— Exercise task —
Write out every line of the records below word for word, leaving out the pictures.

— Material for the task —
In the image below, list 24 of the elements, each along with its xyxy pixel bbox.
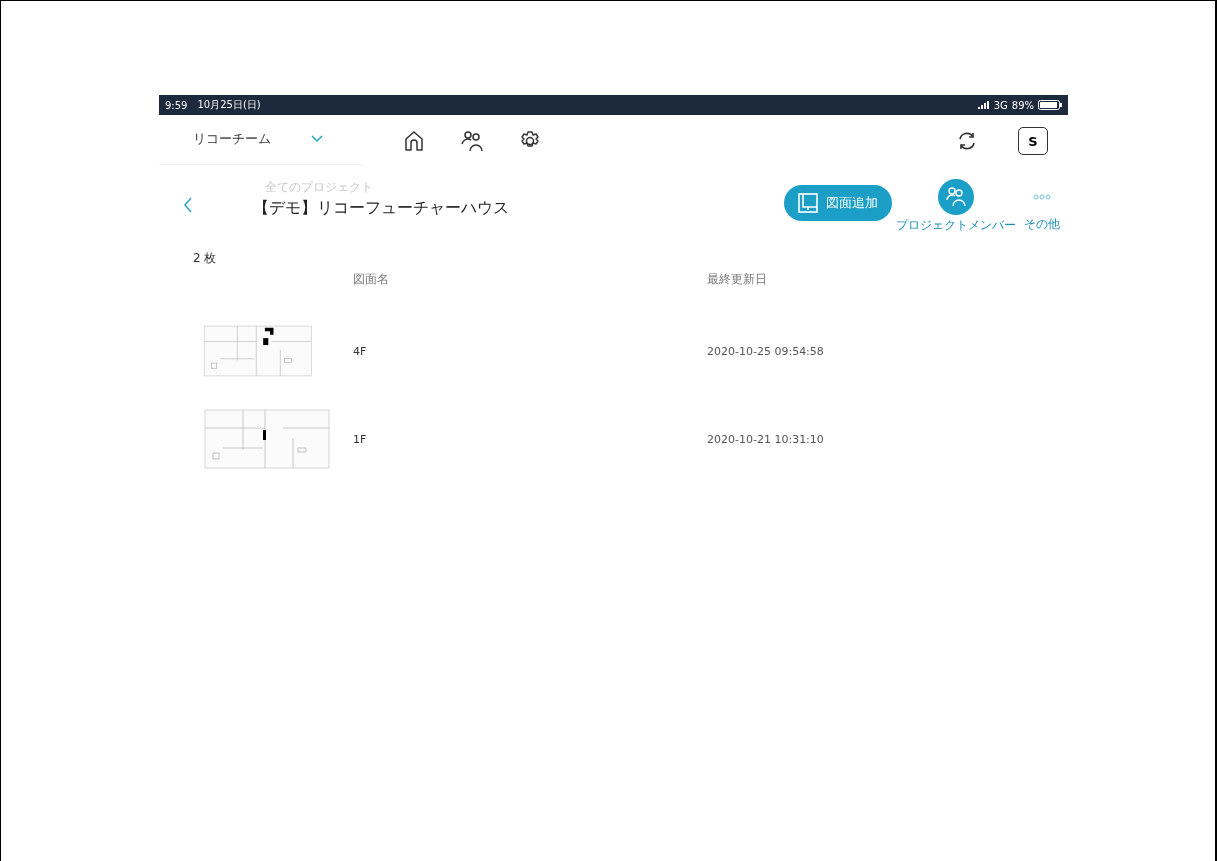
people-icon[interactable] — [461, 130, 483, 152]
drawing-name[interactable]: 1F — [353, 432, 707, 446]
avatar-button[interactable]: S — [1018, 127, 1048, 155]
members-icon[interactable] — [938, 179, 974, 215]
drawing-name[interactable]: 4F — [353, 344, 707, 358]
column-header: 最終更新日 — [707, 271, 768, 288]
drawing-count: 2 枚 — [193, 251, 217, 265]
updated-date: 2020-10-21 10:31:10 — [707, 432, 825, 446]
status-date: 10月25日(日) — [197, 98, 261, 112]
signal-icon — [977, 101, 990, 109]
battery-percent: 89% — [1011, 99, 1034, 111]
members-label[interactable]: プロジェクトメンバー — [896, 217, 1016, 234]
updated-date: 2020-10-25 09:54:58 — [707, 344, 825, 358]
status-time: 9:59 — [165, 99, 188, 111]
back-icon[interactable] — [183, 197, 193, 213]
column-header: 図面名 — [353, 271, 390, 288]
drawing-icon — [798, 193, 818, 213]
battery-icon — [1038, 100, 1062, 110]
network-label: 3G — [993, 99, 1008, 111]
more-label[interactable]: その他 — [1024, 216, 1060, 233]
home-icon[interactable] — [403, 130, 425, 152]
chevron-down-icon — [311, 134, 323, 143]
project-title: 【デモ】リコーフューチャーハウス — [253, 198, 509, 219]
sync-icon[interactable] — [956, 130, 978, 152]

— Task output —
In the image below, list 24 of the elements, each along with its xyxy pixel bbox.
people-icon[interactable] — [461, 130, 483, 152]
drawing-name[interactable]: 1F — [353, 432, 707, 446]
avatar-button[interactable]: S — [1018, 127, 1048, 155]
members-icon[interactable] — [938, 179, 974, 215]
drawing-name[interactable]: 4F — [353, 344, 707, 358]
column-header: 最終更新日 — [707, 271, 768, 288]
drawing-count: 2 枚 — [193, 251, 217, 265]
updated-date: 2020-10-21 10:31:10 — [707, 432, 825, 446]
status-date: 10月25日(日) — [197, 98, 261, 112]
signal-icon — [977, 101, 990, 109]
battery-percent: 89% — [1011, 99, 1034, 111]
members-label[interactable]: プロジェクトメンバー — [896, 217, 1016, 234]
updated-date: 2020-10-25 09:54:58 — [707, 344, 825, 358]
status-time: 9:59 — [165, 99, 188, 111]
back-icon[interactable] — [183, 197, 193, 213]
column-header: 図面名 — [353, 271, 390, 288]
drawing-icon — [798, 193, 818, 213]
battery-icon — [1038, 100, 1062, 110]
network-label: 3G — [993, 99, 1008, 111]
more-label[interactable]: その他 — [1024, 216, 1060, 233]
home-icon[interactable] — [403, 130, 425, 152]
chevron-down-icon — [311, 134, 323, 143]
project-title: 【デモ】リコーフューチャーハウス — [253, 198, 509, 219]
sync-icon[interactable] — [956, 130, 978, 152]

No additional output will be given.